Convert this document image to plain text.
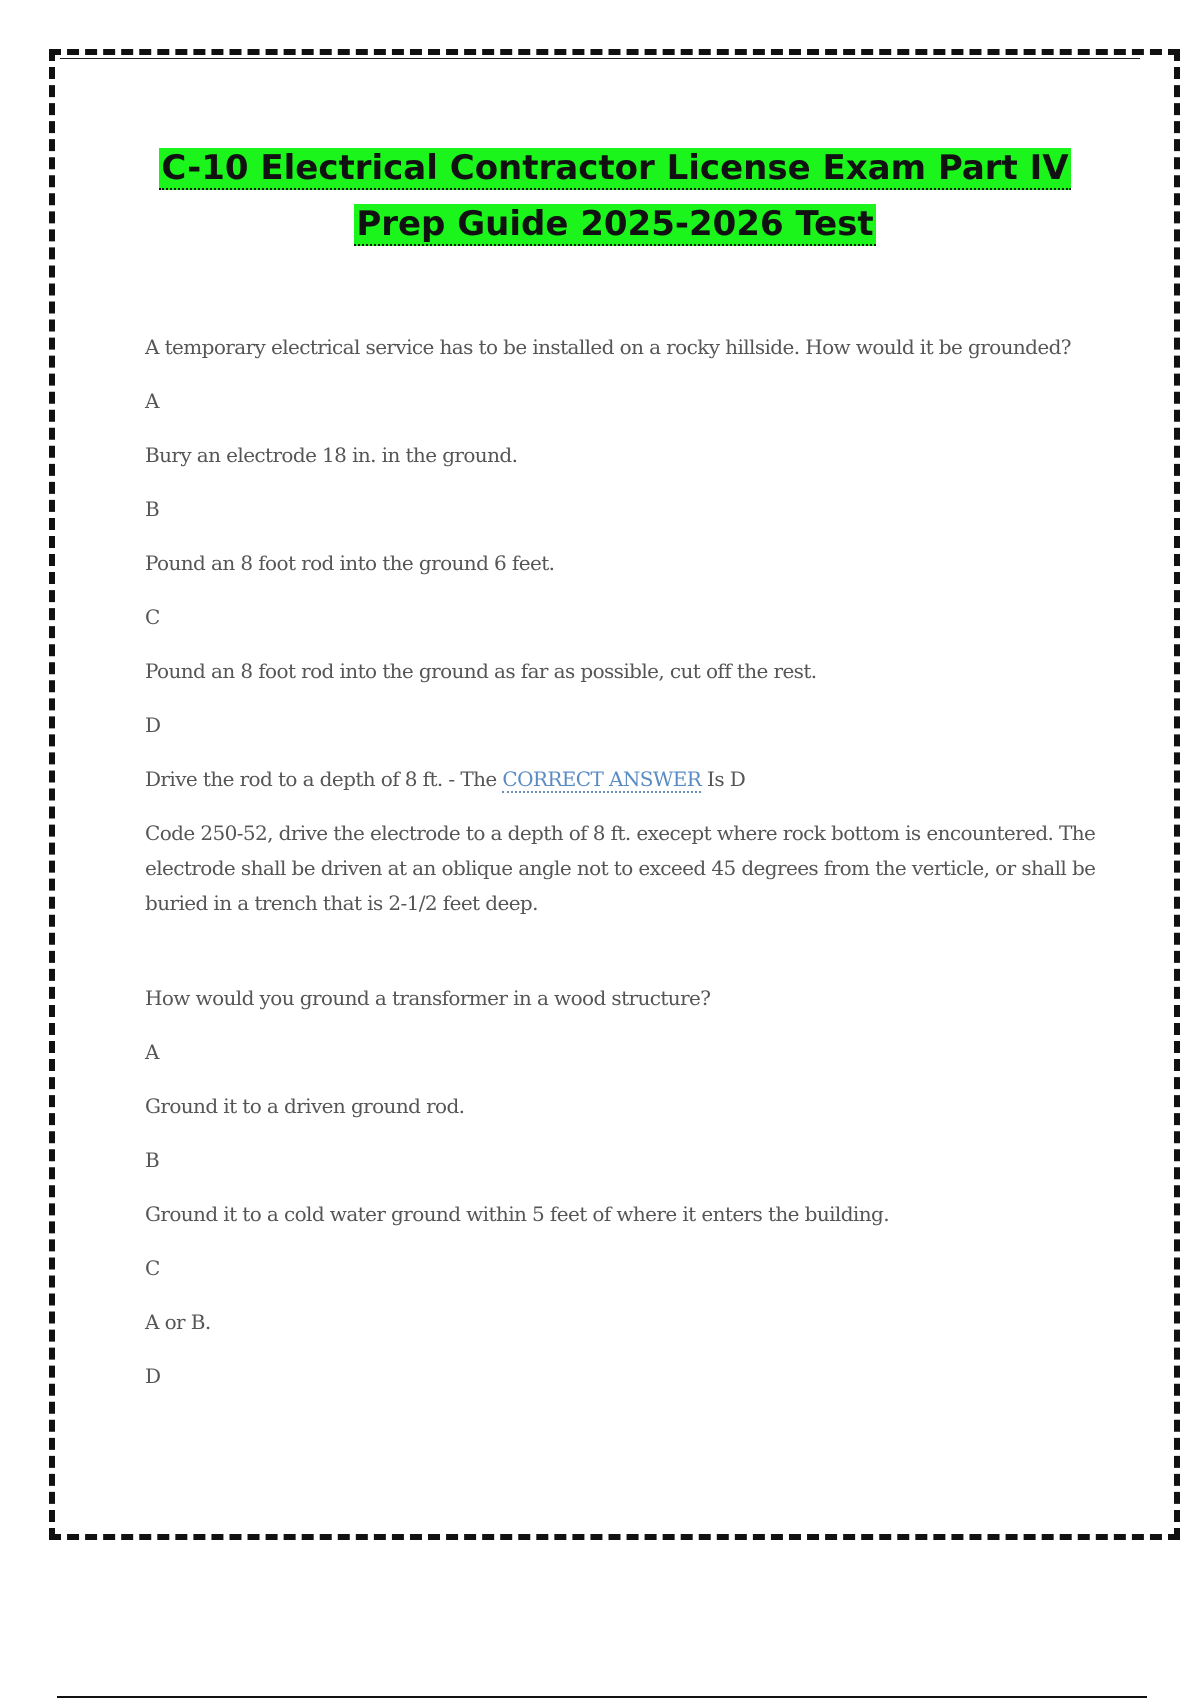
C-10 Electrical Contractor License Exam Part IV
Prep Guide 2025-2026 Test

A temporary electrical service has to be installed on a rocky hillside. How would it be grounded?

A

Bury an electrode 18 in. in the ground.

B

Pound an 8 foot rod into the ground 6 feet.

C

Pound an 8 foot rod into the ground as far as possible, cut off the rest.

D

Drive the rod to a depth of 8 ft. - The CORRECT ANSWER Is D

Code 250-52, drive the electrode to a depth of 8 ft. execept where rock bottom is encountered. The electrode shall be driven at an oblique angle not to exceed 45 degrees from the verticle, or shall be buried in a trench that is 2-1/2 feet deep.

How would you ground a transformer in a wood structure?

A

Ground it to a driven ground rod.

B

Ground it to a cold water ground within 5 feet of where it enters the building.

C

A or B.

D
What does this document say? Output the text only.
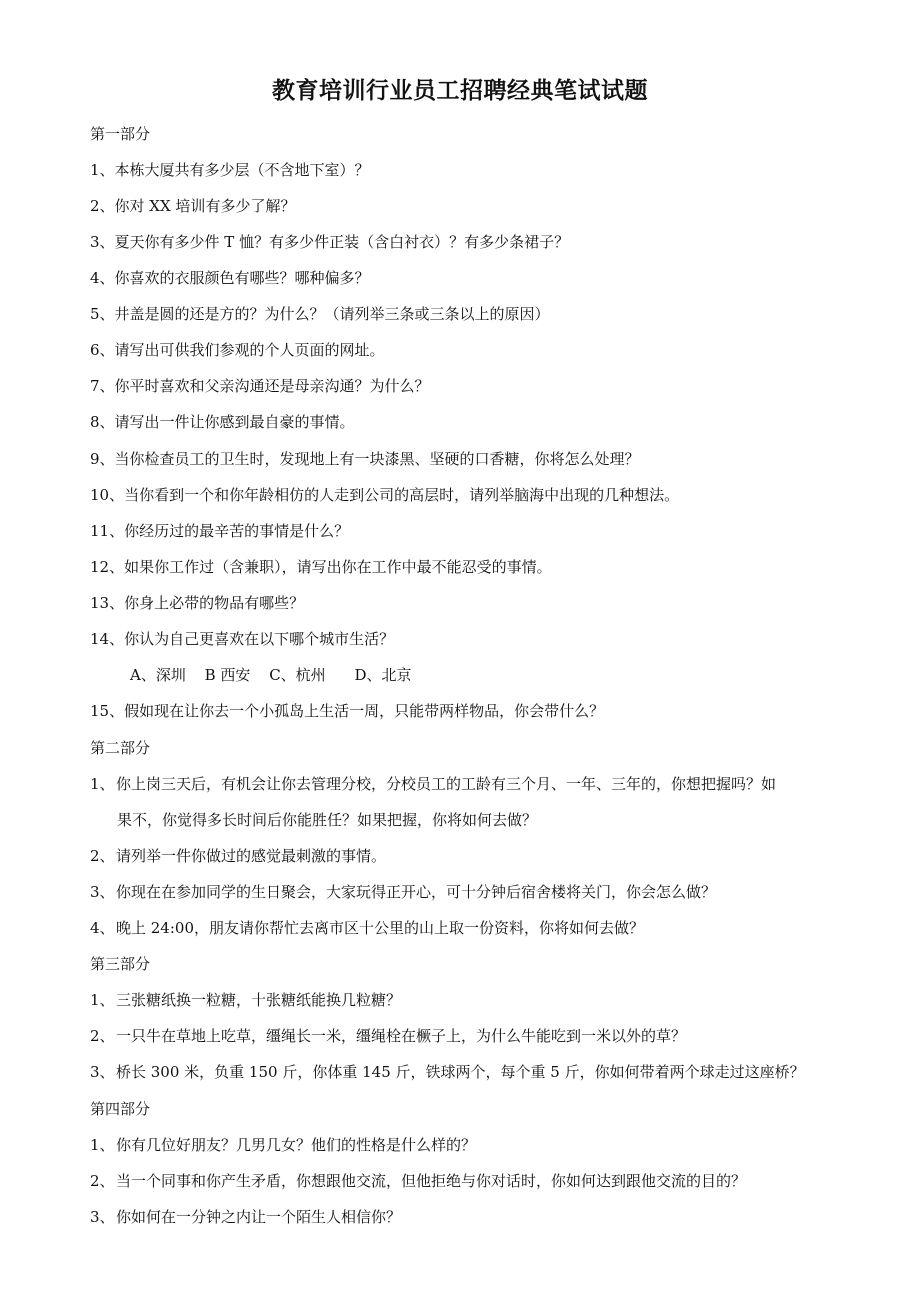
教育培训行业员工招聘经典笔试试题
第一部分
1、本栋大厦共有多少层（不含地下室）？
2、你对 XX 培训有多少了解？
3、夏天你有多少件 T 恤？有多少件正装（含白衬衣）？有多少条裙子？
4、你喜欢的衣服颜色有哪些？哪种偏多？
5、井盖是圆的还是方的？为什么？（请列举三条或三条以上的原因）
6、请写出可供我们参观的个人页面的网址。
7、你平时喜欢和父亲沟通还是母亲沟通？为什么？
8、请写出一件让你感到最自豪的事情。
9、当你检查员工的卫生时，发现地上有一块漆黑、坚硬的口香糖，你将怎么处理？
10、当你看到一个和你年龄相仿的人走到公司的高层时，请列举脑海中出现的几种想法。
11、你经历过的最辛苦的事情是什么？
12、如果你工作过（含兼职），请写出你在工作中最不能忍受的事情。
13、你身上必带的物品有哪些？
14、你认为自己更喜欢在以下哪个城市生活？
A、深圳 B 西安 C、杭州 D、北京
15、假如现在让你去一个小孤岛上生活一周，只能带两样物品，你会带什么？
第二部分
1、你上岗三天后，有机会让你去管理分校，分校员工的工龄有三个月、一年、三年的，你想把握吗？如
果不，你觉得多长时间后你能胜任？如果把握，你将如何去做？
2、请列举一件你做过的感觉最刺激的事情。
3、你现在在参加同学的生日聚会，大家玩得正开心，可十分钟后宿舍楼将关门，你会怎么做？
4、晚上 24:00，朋友请你帮忙去离市区十公里的山上取一份资料，你将如何去做？
第三部分
1、三张糖纸换一粒糖，十张糖纸能换几粒糖？
2、一只牛在草地上吃草，缰绳长一米，缰绳栓在橛子上，为什么牛能吃到一米以外的草？
3、桥长 300 米，负重 150 斤，你体重 145 斤，铁球两个，每个重 5 斤，你如何带着两个球走过这座桥？
第四部分
1、你有几位好朋友？几男几女？他们的性格是什么样的？
2、当一个同事和你产生矛盾，你想跟他交流，但他拒绝与你对话时，你如何达到跟他交流的目的？
3、你如何在一分钟之内让一个陌生人相信你？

Your objective
Please transcribe the material above exactly as written. Leave the pictures out.

Response below
Convert this document image to plain text.
C-10 Electrical Contractor License Exam Part IV
Prep Guide 2025-2026 Test

A temporary electrical service has to be installed on a rocky hillside. How would it be grounded?

A

Bury an electrode 18 in. in the ground.

B

Pound an 8 foot rod into the ground 6 feet.

C

Pound an 8 foot rod into the ground as far as possible, cut off the rest.

D

Drive the rod to a depth of 8 ft. - The CORRECT ANSWER Is D

Code 250-52, drive the electrode to a depth of 8 ft. execept where rock bottom is encountered. The electrode shall be driven at an oblique angle not to exceed 45 degrees from the verticle, or shall be buried in a trench that is 2-1/2 feet deep.

How would you ground a transformer in a wood structure?

A

Ground it to a driven ground rod.

B

Ground it to a cold water ground within 5 feet of where it enters the building.

C

A or B.

D
What does this document say? Output the text only.
教育培训行业员工招聘经典笔试试题
第一部分
1、本栋大厦共有多少层（不含地下室）？
2、你对 XX 培训有多少了解？
3、夏天你有多少件 T 恤？有多少件正装（含白衬衣）？有多少条裙子？
4、你喜欢的衣服颜色有哪些？哪种偏多？
5、井盖是圆的还是方的？为什么？（请列举三条或三条以上的原因）
6、请写出可供我们参观的个人页面的网址。
7、你平时喜欢和父亲沟通还是母亲沟通？为什么？
8、请写出一件让你感到最自豪的事情。
9、当你检查员工的卫生时，发现地上有一块漆黑、坚硬的口香糖，你将怎么处理？
10、当你看到一个和你年龄相仿的人走到公司的高层时，请列举脑海中出现的几种想法。
11、你经历过的最辛苦的事情是什么？
12、如果你工作过（含兼职），请写出你在工作中最不能忍受的事情。
13、你身上必带的物品有哪些？
14、你认为自己更喜欢在以下哪个城市生活？
A、深圳 B 西安 C、杭州 D、北京
15、假如现在让你去一个小孤岛上生活一周，只能带两样物品，你会带什么？
第二部分
1、你上岗三天后，有机会让你去管理分校，分校员工的工龄有三个月、一年、三年的，你想把握吗？如
果不，你觉得多长时间后你能胜任？如果把握，你将如何去做？
2、请列举一件你做过的感觉最刺激的事情。
3、你现在在参加同学的生日聚会，大家玩得正开心，可十分钟后宿舍楼将关门，你会怎么做？
4、晚上 24:00，朋友请你帮忙去离市区十公里的山上取一份资料，你将如何去做？
第三部分
1、三张糖纸换一粒糖，十张糖纸能换几粒糖？
2、一只牛在草地上吃草，缰绳长一米，缰绳栓在橛子上，为什么牛能吃到一米以外的草？
3、桥长 300 米，负重 150 斤，你体重 145 斤，铁球两个，每个重 5 斤，你如何带着两个球走过这座桥？
第四部分
1、你有几位好朋友？几男几女？他们的性格是什么样的？
2、当一个同事和你产生矛盾，你想跟他交流，但他拒绝与你对话时，你如何达到跟他交流的目的？
3、你如何在一分钟之内让一个陌生人相信你？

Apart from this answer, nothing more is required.